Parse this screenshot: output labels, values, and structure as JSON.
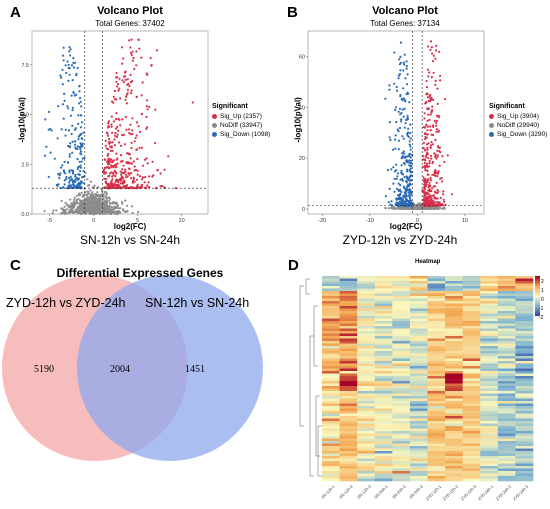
{
  "panels": {
    "A": {
      "letter": "A",
      "title": "Volcano Plot",
      "subtitle": "Total Genes: 37402",
      "xlabel": "log2(FC)",
      "ylabel": "-log10(pVal)",
      "caption": "SN-12h vs SN-24h"
    },
    "B": {
      "letter": "B",
      "title": "Volcano Plot",
      "subtitle": "Total Genes: 37134",
      "xlabel": "log2(FC)",
      "ylabel": "-log10(pVal)",
      "caption": "ZYD-12h vs ZYD-24h"
    },
    "C": {
      "letter": "C",
      "title": "Differential Expressed Genes",
      "left_label": "ZYD-12h vs ZYD-24h",
      "right_label": "SN-12h vs SN-24h"
    },
    "D": {
      "letter": "D",
      "title": "Heatmap"
    }
  },
  "legends": {
    "A": {
      "title": "Significant",
      "items": [
        "Sig_Up (2357)",
        "NoDiff (33947)",
        "Sig_Down (1098)"
      ]
    },
    "B": {
      "title": "Significant",
      "items": [
        "Sig_Up (3904)",
        "NoDiff (29940)",
        "Sig_Down (3290)"
      ]
    }
  },
  "colors": {
    "up": "#d9304a",
    "nodiff": "#8c8c8c",
    "down": "#2a6bb5",
    "venn_left": "#f4a6a6",
    "venn_right": "#8fa8ee"
  },
  "chart_data": [
    {
      "type": "scatter",
      "title": "Volcano Plot",
      "subtitle": "Total Genes: 37402",
      "xlabel": "log2(FC)",
      "ylabel": "-log10(pVal)",
      "xlim": [
        -7,
        13
      ],
      "ylim": [
        0,
        9.2
      ],
      "xticks": [
        "-5",
        "0",
        "5",
        "10"
      ],
      "yticks": [
        "0.0",
        "2.5",
        "5.0",
        "7.5"
      ],
      "thresholds": {
        "x": [
          -1,
          1
        ],
        "y": 1.3
      },
      "series": [
        {
          "name": "Sig_Up",
          "count": 2357
        },
        {
          "name": "NoDiff",
          "count": 33947
        },
        {
          "name": "Sig_Down",
          "count": 1098
        }
      ],
      "caption": "SN-12h vs SN-24h"
    },
    {
      "type": "scatter",
      "title": "Volcano Plot",
      "subtitle": "Total Genes: 37134",
      "xlabel": "log2(FC)",
      "ylabel": "-log10(pVal)",
      "xlim": [
        -23,
        14
      ],
      "ylim": [
        -2,
        70
      ],
      "xticks": [
        "-20",
        "-10",
        "0",
        "10"
      ],
      "yticks": [
        "0",
        "20",
        "40",
        "60"
      ],
      "thresholds": {
        "x": [
          -1,
          1
        ],
        "y": 1.3
      },
      "series": [
        {
          "name": "Sig_Up",
          "count": 3904
        },
        {
          "name": "NoDiff",
          "count": 29940
        },
        {
          "name": "Sig_Down",
          "count": 3290
        }
      ],
      "caption": "ZYD-12h vs ZYD-24h"
    },
    {
      "type": "venn",
      "title": "Differential Expressed Genes",
      "sets": [
        {
          "name": "ZYD-12h vs ZYD-24h",
          "only": "5190"
        },
        {
          "name": "SN-12h vs SN-24h",
          "only": "1451"
        }
      ],
      "intersection": "2004"
    },
    {
      "type": "heatmap",
      "title": "Heatmap",
      "colorbar_ticks": [
        "2",
        "1",
        "0",
        "-1",
        "-2"
      ],
      "columns": [
        "SN-12h-1",
        "SN-12h-2",
        "SN-12h-3",
        "SN-24h-1",
        "SN-24h-2",
        "SN-24h-3",
        "ZYD-12h-1",
        "ZYD-12h-2",
        "ZYD-12h-3",
        "ZYD-24h-1",
        "ZYD-24h-2",
        "ZYD-24h-3"
      ]
    }
  ]
}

(What is required)
This exercise needs every line of the listing that contains the word "count".

(The answer)
          "count": 2357
          "count": 33947
          "count": 1098
          "count": 3904
          "count": 29940
          "count": 3290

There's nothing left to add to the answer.